===== Provided material =====
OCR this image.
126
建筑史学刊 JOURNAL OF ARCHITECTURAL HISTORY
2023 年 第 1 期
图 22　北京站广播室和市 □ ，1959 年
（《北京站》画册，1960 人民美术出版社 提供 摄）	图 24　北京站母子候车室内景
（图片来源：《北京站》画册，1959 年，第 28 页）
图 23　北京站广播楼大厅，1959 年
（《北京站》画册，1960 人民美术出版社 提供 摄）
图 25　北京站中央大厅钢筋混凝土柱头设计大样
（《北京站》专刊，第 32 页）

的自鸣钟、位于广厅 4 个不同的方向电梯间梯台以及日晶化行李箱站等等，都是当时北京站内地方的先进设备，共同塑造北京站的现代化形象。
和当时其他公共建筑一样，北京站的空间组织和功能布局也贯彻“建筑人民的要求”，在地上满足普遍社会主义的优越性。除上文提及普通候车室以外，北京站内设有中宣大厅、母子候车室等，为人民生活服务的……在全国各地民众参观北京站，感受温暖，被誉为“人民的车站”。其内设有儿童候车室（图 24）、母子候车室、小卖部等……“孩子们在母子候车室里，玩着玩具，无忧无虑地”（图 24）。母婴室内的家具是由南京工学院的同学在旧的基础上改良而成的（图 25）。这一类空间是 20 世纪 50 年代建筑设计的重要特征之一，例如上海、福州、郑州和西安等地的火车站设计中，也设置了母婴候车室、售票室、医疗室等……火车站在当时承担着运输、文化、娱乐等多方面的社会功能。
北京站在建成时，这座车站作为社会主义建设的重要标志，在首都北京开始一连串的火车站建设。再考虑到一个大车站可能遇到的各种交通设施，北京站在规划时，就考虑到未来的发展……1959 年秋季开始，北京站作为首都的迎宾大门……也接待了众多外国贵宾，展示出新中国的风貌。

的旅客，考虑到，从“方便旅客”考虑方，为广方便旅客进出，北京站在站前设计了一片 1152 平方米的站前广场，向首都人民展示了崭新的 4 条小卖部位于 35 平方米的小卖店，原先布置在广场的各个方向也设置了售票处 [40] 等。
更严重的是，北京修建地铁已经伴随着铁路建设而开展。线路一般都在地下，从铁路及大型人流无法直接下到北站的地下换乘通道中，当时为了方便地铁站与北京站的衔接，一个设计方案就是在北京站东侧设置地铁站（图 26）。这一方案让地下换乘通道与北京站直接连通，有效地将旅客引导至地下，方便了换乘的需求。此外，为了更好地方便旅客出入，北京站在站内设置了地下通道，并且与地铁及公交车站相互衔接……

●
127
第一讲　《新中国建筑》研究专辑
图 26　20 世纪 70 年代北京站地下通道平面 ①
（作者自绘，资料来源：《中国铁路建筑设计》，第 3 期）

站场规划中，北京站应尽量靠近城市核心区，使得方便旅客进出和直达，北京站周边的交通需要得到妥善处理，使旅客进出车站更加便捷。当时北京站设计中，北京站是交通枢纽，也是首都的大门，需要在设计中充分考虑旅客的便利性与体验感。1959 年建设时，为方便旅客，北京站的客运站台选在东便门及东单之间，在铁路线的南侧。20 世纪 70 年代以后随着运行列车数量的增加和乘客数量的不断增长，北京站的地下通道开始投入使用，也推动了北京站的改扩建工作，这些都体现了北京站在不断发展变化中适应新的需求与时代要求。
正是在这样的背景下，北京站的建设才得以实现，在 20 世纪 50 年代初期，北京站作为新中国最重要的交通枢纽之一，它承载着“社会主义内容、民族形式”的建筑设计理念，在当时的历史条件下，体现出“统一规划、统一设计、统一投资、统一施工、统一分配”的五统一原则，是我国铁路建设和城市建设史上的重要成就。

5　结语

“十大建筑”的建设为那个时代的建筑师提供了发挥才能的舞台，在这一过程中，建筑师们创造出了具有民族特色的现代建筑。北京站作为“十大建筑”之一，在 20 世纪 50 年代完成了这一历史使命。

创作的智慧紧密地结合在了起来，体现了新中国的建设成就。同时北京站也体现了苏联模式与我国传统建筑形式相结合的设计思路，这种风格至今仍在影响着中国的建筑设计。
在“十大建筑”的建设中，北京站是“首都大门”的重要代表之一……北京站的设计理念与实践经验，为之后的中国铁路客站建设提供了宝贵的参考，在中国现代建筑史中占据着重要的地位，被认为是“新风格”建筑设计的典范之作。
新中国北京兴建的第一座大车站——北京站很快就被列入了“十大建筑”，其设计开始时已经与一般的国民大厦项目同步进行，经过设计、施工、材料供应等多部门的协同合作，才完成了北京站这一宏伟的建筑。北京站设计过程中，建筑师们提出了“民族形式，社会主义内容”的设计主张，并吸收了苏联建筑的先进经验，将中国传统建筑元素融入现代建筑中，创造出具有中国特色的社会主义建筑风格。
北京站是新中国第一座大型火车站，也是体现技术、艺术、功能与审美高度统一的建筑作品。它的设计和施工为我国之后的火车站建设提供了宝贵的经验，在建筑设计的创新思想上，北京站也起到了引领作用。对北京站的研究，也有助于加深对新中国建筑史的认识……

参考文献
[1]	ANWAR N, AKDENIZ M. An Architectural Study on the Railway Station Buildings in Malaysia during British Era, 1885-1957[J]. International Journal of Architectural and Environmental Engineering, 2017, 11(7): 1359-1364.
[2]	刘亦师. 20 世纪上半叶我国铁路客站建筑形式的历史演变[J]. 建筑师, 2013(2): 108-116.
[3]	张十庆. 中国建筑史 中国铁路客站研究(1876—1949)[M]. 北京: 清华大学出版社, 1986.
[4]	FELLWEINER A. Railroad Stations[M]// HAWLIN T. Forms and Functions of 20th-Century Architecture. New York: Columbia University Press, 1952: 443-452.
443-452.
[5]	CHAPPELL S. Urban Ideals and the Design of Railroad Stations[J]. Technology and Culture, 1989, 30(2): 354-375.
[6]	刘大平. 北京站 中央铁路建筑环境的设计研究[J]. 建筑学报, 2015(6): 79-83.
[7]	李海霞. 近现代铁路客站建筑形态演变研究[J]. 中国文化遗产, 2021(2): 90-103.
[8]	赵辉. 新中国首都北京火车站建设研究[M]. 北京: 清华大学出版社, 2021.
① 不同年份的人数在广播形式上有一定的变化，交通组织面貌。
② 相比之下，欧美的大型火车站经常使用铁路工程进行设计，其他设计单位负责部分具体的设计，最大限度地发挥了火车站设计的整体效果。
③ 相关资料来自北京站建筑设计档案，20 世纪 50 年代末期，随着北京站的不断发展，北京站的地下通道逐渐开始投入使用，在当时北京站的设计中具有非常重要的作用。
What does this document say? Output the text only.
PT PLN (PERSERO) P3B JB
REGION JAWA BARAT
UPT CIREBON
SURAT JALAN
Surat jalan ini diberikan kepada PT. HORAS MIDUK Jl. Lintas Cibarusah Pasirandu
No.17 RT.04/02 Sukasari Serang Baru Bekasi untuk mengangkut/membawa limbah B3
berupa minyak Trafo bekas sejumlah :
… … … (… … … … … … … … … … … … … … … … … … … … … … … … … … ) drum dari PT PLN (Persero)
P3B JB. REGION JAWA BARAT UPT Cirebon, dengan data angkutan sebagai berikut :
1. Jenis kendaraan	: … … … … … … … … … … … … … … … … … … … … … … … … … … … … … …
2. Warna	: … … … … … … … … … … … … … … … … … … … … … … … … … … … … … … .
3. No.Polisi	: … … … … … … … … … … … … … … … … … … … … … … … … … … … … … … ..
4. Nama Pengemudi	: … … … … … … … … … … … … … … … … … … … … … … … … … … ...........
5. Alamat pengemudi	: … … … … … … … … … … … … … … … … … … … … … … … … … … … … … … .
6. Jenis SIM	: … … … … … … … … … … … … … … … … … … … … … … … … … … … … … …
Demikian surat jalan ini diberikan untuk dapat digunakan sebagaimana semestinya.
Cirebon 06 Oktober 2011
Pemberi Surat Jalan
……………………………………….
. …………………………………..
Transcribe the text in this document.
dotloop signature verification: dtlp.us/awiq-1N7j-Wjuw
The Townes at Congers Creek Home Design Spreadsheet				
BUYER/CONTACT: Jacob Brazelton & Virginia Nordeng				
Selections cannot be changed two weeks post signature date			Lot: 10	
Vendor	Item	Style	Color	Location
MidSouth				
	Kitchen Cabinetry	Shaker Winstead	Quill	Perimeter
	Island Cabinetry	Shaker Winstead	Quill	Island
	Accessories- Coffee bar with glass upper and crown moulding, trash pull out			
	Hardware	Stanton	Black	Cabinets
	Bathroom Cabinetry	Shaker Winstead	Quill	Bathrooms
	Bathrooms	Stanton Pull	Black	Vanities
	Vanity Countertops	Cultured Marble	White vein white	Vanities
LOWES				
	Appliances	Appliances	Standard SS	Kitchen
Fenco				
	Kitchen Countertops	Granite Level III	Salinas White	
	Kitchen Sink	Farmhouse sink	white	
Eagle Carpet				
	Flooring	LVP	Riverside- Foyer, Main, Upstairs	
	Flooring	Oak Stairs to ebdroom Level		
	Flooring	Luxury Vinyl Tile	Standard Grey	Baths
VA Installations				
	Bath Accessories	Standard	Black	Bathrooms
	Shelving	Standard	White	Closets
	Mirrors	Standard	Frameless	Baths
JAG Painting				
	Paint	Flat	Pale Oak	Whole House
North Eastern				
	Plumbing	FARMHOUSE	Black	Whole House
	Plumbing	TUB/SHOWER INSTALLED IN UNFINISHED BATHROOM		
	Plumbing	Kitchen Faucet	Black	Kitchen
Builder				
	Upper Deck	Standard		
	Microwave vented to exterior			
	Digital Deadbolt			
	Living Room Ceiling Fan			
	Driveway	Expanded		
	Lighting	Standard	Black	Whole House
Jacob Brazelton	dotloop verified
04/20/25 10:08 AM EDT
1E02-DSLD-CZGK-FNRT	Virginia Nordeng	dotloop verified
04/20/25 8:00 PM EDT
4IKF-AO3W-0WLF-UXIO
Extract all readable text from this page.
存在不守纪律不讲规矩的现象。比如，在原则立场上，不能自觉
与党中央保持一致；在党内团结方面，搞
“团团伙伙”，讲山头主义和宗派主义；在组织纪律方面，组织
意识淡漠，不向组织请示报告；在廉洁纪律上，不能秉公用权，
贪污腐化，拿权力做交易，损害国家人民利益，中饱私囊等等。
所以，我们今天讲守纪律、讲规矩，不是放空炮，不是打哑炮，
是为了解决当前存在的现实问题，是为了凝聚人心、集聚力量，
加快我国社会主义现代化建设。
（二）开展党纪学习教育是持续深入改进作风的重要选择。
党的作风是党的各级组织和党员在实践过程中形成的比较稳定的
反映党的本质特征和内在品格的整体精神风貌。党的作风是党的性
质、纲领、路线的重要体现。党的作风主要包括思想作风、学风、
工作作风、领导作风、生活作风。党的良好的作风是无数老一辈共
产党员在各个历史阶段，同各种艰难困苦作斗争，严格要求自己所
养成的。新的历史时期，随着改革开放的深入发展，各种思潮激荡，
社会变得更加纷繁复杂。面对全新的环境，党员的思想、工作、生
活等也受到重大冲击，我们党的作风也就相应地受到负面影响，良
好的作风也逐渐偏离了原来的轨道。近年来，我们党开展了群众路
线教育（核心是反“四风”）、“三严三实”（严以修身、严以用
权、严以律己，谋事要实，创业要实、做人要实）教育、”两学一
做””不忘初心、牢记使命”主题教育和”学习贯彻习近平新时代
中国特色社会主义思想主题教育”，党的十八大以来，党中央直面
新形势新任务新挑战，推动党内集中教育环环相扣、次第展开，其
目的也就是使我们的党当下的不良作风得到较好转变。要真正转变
=====
Goal of the exercise> List every line from the entries above in which "Jacob" appears.

Solution to this exercise>
BUYER/CONTACT: Jacob Brazelton & Virginia Nordeng				
Jacob Brazelton	dotloop verified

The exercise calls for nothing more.